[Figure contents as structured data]
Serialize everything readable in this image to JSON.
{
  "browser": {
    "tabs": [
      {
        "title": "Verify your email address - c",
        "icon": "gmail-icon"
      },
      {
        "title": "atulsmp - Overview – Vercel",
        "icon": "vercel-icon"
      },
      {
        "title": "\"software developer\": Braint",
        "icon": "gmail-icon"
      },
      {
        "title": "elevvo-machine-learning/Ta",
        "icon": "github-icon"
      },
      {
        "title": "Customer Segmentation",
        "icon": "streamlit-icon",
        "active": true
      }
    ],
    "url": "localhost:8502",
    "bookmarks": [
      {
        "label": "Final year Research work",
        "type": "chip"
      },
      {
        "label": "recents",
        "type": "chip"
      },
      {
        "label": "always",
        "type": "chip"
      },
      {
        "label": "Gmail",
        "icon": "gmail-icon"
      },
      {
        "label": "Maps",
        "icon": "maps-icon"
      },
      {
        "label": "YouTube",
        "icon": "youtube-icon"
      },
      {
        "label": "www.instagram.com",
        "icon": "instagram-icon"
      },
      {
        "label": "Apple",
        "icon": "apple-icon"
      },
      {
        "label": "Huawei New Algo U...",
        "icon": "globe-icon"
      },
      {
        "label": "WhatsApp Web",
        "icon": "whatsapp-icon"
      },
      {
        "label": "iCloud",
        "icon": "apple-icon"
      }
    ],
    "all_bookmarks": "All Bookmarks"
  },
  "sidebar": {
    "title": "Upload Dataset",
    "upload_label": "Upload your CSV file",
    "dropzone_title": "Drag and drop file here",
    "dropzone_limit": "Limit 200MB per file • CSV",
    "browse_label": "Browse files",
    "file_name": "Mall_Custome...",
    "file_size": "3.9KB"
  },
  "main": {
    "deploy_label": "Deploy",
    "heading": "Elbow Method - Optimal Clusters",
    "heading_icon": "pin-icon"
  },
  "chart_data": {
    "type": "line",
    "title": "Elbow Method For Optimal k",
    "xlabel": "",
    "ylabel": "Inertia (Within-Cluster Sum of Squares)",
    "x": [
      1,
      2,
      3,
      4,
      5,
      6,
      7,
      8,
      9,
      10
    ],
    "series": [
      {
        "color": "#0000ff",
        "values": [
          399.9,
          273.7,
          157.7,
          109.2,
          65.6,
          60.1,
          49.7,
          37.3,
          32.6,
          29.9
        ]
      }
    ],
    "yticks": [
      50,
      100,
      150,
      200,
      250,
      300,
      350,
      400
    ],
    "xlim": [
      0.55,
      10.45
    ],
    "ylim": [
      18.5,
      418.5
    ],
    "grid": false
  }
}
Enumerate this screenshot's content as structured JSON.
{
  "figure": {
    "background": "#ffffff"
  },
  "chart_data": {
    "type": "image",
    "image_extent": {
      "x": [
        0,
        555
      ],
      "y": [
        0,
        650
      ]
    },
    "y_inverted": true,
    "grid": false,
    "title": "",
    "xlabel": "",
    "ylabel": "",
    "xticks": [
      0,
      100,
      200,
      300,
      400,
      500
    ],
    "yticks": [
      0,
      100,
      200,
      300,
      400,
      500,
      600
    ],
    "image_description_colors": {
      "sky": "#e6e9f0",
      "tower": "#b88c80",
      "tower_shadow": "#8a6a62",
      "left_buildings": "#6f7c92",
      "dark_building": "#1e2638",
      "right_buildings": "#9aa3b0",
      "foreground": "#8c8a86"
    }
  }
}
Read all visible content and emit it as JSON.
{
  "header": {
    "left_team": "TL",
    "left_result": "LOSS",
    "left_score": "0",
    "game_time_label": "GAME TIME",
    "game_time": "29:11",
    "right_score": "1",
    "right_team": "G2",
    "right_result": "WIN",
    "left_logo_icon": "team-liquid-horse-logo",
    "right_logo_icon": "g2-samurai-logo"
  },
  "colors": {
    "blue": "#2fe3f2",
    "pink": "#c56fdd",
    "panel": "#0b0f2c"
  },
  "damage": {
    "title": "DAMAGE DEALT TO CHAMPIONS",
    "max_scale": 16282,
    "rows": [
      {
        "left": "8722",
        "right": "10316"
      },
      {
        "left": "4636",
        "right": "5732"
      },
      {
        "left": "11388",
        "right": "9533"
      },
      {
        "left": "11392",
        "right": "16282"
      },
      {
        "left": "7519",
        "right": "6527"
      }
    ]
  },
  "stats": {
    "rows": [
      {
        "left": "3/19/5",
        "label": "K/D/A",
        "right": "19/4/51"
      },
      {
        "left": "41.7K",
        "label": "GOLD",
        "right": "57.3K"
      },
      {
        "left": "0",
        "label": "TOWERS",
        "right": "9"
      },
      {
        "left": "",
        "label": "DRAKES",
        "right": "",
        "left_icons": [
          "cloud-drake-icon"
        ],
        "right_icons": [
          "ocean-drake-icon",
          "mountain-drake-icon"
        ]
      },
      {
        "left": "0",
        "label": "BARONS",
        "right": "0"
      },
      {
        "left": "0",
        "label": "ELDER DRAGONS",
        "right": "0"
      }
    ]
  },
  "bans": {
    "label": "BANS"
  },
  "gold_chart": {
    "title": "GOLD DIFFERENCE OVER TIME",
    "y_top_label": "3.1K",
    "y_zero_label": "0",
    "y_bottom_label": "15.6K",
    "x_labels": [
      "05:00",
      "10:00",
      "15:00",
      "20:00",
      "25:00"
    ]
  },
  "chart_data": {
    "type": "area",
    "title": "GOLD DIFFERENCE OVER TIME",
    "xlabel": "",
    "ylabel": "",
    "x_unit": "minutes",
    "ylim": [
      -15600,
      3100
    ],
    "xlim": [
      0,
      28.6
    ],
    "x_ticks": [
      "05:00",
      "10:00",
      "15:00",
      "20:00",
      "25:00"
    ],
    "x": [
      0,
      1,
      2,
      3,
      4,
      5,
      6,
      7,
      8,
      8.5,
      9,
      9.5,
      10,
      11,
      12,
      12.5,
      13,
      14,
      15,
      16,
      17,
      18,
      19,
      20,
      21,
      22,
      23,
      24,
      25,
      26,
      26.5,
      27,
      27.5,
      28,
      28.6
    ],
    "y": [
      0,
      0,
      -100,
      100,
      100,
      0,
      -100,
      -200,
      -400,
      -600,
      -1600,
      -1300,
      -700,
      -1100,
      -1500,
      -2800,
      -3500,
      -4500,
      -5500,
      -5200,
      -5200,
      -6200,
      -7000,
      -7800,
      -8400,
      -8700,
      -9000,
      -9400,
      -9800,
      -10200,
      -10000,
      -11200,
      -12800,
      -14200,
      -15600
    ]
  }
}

Stated problem: Reproduce each record exactly as it appears.

The response:
Serialize everything readable in this image to JSON.
{
  "browser": {
    "tabs": [
      {
        "title": "Verify your email address - c",
        "icon": "gmail-icon"
      },
      {
        "title": "atulsmp - Overview – Vercel",
        "icon": "vercel-icon"
      },
      {
        "title": "\"software developer\": Braint",
        "icon": "gmail-icon"
      },
      {
        "title": "elevvo-machine-learning/Ta",
        "icon": "github-icon"
      },
      {
        "title": "Customer Segmentation",
        "icon": "streamlit-icon",
        "active": true
      }
    ],
    "url": "localhost:8502",
    "bookmarks": [
      {
        "label": "Final year Research work",
        "type": "chip"
      },
      {
        "label": "recents",
        "type": "chip"
      },
      {
        "label": "always",
        "type": "chip"
      },
      {
        "label": "Gmail",
        "icon": "gmail-icon"
      },
      {
        "label": "Maps",
        "icon": "maps-icon"
      },
      {
        "label": "YouTube",
        "icon": "youtube-icon"
      },
      {
        "label": "www.instagram.com",
        "icon": "instagram-icon"
      },
      {
        "label": "Apple",
        "icon": "apple-icon"
      },
      {
        "label": "Huawei New Algo U...",
        "icon": "globe-icon"
      },
      {
        "label": "WhatsApp Web",
        "icon": "whatsapp-icon"
      },
      {
        "label": "iCloud",
        "icon": "apple-icon"
      }
    ],
    "all_bookmarks": "All Bookmarks"
  },
  "sidebar": {
    "title": "Upload Dataset",
    "upload_label": "Upload your CSV file",
    "dropzone_title": "Drag and drop file here",
    "dropzone_limit": "Limit 200MB per file • CSV",
    "browse_label": "Browse files",
    "file_name": "Mall_Custome...",
    "file_size": "3.9KB"
  },
  "main": {
    "deploy_label": "Deploy",
    "heading": "Elbow Method - Optimal Clusters",
    "heading_icon": "pin-icon"
  },
  "chart_data": {
    "type": "line",
    "title": "Elbow Method For Optimal k",
    "xlabel": "",
    "ylabel": "Inertia (Within-Cluster Sum of Squares)",
    "x": [
      1,
      2,
      3,
      4,
      5,
      6,
      7,
      8,
      9,
      10
    ],
    "series": [
      {
        "color": "#0000ff",
        "values": [
          399.9,
          273.7,
          157.7,
          109.2,
          65.6,
          60.1,
          49.7,
          37.3,
          32.6,
          29.9
        ]
      }
    ],
    "yticks": [
      50,
      100,
      150,
      200,
      250,
      300,
      350,
      400
    ],
    "xlim": [
      0.55,
      10.45
    ],
    "ylim": [
      18.5,
      418.5
    ],
    "grid": false
  }
}
Enumerate this screenshot's content as structured JSON.
{
  "figure": {
    "background": "#ffffff"
  },
  "chart_data": {
    "type": "image",
    "image_extent": {
      "x": [
        0,
        555
      ],
      "y": [
        0,
        650
      ]
    },
    "y_inverted": true,
    "grid": false,
    "title": "",
    "xlabel": "",
    "ylabel": "",
    "xticks": [
      0,
      100,
      200,
      300,
      400,
      500
    ],
    "yticks": [
      0,
      100,
      200,
      300,
      400,
      500,
      600
    ],
    "image_description_colors": {
      "sky": "#e6e9f0",
      "tower": "#b88c80",
      "tower_shadow": "#8a6a62",
      "left_buildings": "#6f7c92",
      "dark_building": "#1e2638",
      "right_buildings": "#9aa3b0",
      "foreground": "#8c8a86"
    }
  }
}
Read all visible content and emit it as JSON.
{
  "header": {
    "left_team": "TL",
    "left_result": "LOSS",
    "left_score": "0",
    "game_time_label": "GAME TIME",
    "game_time": "29:11",
    "right_score": "1",
    "right_team": "G2",
    "right_result": "WIN",
    "left_logo_icon": "team-liquid-horse-logo",
    "right_logo_icon": "g2-samurai-logo"
  },
  "colors": {
    "blue": "#2fe3f2",
    "pink": "#c56fdd",
    "panel": "#0b0f2c"
  },
  "damage": {
    "title": "DAMAGE DEALT TO CHAMPIONS",
    "max_scale": 16282,
    "rows": [
      {
        "left": "8722",
        "right": "10316"
      },
      {
        "left": "4636",
        "right": "5732"
      },
      {
        "left": "11388",
        "right": "9533"
      },
      {
        "left": "11392",
        "right": "16282"
      },
      {
        "left": "7519",
        "right": "6527"
      }
    ]
  },
  "stats": {
    "rows": [
      {
        "left": "3/19/5",
        "label": "K/D/A",
        "right": "19/4/51"
      },
      {
        "left": "41.7K",
        "label": "GOLD",
        "right": "57.3K"
      },
      {
        "left": "0",
        "label": "TOWERS",
        "right": "9"
      },
      {
        "left": "",
        "label": "DRAKES",
        "right": "",
        "left_icons": [
          "cloud-drake-icon"
        ],
        "right_icons": [
          "ocean-drake-icon",
          "mountain-drake-icon"
        ]
      },
      {
        "left": "0",
        "label": "BARONS",
        "right": "0"
      },
      {
        "left": "0",
        "label": "ELDER DRAGONS",
        "right": "0"
      }
    ]
  },
  "bans": {
    "label": "BANS"
  },
  "gold_chart": {
    "title": "GOLD DIFFERENCE OVER TIME",
    "y_top_label": "3.1K",
    "y_zero_label": "0",
    "y_bottom_label": "15.6K",
    "x_labels": [
      "05:00",
      "10:00",
      "15:00",
      "20:00",
      "25:00"
    ]
  },
  "chart_data": {
    "type": "area",
    "title": "GOLD DIFFERENCE OVER TIME",
    "xlabel": "",
    "ylabel": "",
    "x_unit": "minutes",
    "ylim": [
      -15600,
      3100
    ],
    "xlim": [
      0,
      28.6
    ],
    "x_ticks": [
      "05:00",
      "10:00",
      "15:00",
      "20:00",
      "25:00"
    ],
    "x": [
      0,
      1,
      2,
      3,
      4,
      5,
      6,
      7,
      8,
      8.5,
      9,
      9.5,
      10,
      11,
      12,
      12.5,
      13,
      14,
      15,
      16,
      17,
      18,
      19,
      20,
      21,
      22,
      23,
      24,
      25,
      26,
      26.5,
      27,
      27.5,
      28,
      28.6
    ],
    "y": [
      0,
      0,
      -100,
      100,
      100,
      0,
      -100,
      -200,
      -400,
      -600,
      -1600,
      -1300,
      -700,
      -1100,
      -1500,
      -2800,
      -3500,
      -4500,
      -5500,
      -5200,
      -5200,
      -6200,
      -7000,
      -7800,
      -8400,
      -8700,
      -9000,
      -9400,
      -9800,
      -10200,
      -10000,
      -11200,
      -12800,
      -14200,
      -15600
    ]
  }
}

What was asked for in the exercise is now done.